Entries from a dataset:
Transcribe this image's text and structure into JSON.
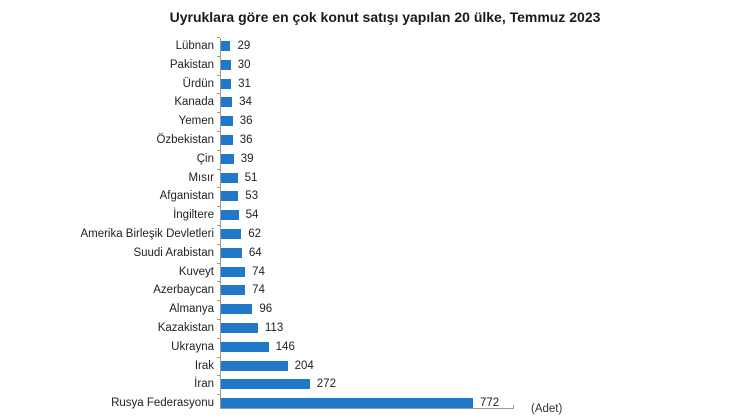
{
  "title": "Uyruklara göre en çok konut satışı yapılan 20 ülke, Temmuz 2023",
  "unit_label": "(Adet)",
  "colors": {
    "bar": "#1f78c8",
    "axis": "#9a9a9a",
    "text": "#222222"
  },
  "chart_data": {
    "type": "bar",
    "orientation": "horizontal",
    "title": "Uyruklara göre en çok konut satışı yapılan 20 ülke, Temmuz 2023",
    "xlabel": "(Adet)",
    "ylabel": "",
    "xlim": [
      0,
      900
    ],
    "grid": false,
    "legend": null,
    "data_labels": true,
    "categories": [
      "Lübnan",
      "Pakistan",
      "Ürdün",
      "Kanada",
      "Yemen",
      "Özbekistan",
      "Çin",
      "Mısır",
      "Afganistan",
      "İngiltere",
      "Amerika Birleşik Devletleri",
      "Suudi Arabistan",
      "Kuveyt",
      "Azerbaycan",
      "Almanya",
      "Kazakistan",
      "Ukrayna",
      "Irak",
      "İran",
      "Rusya Federasyonu"
    ],
    "values": [
      29,
      30,
      31,
      34,
      36,
      36,
      39,
      51,
      53,
      54,
      62,
      64,
      74,
      74,
      96,
      113,
      146,
      204,
      272,
      772
    ]
  }
}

§ Do this:
Where a line above includes "ülke", copy that line.

§ The response:
  "title": "Uyruklara göre en çok konut satışı yapılan 20 ülke, Temmuz 2023",
    "title": "Uyruklara göre en çok konut satışı yapılan 20 ülke, Temmuz 2023",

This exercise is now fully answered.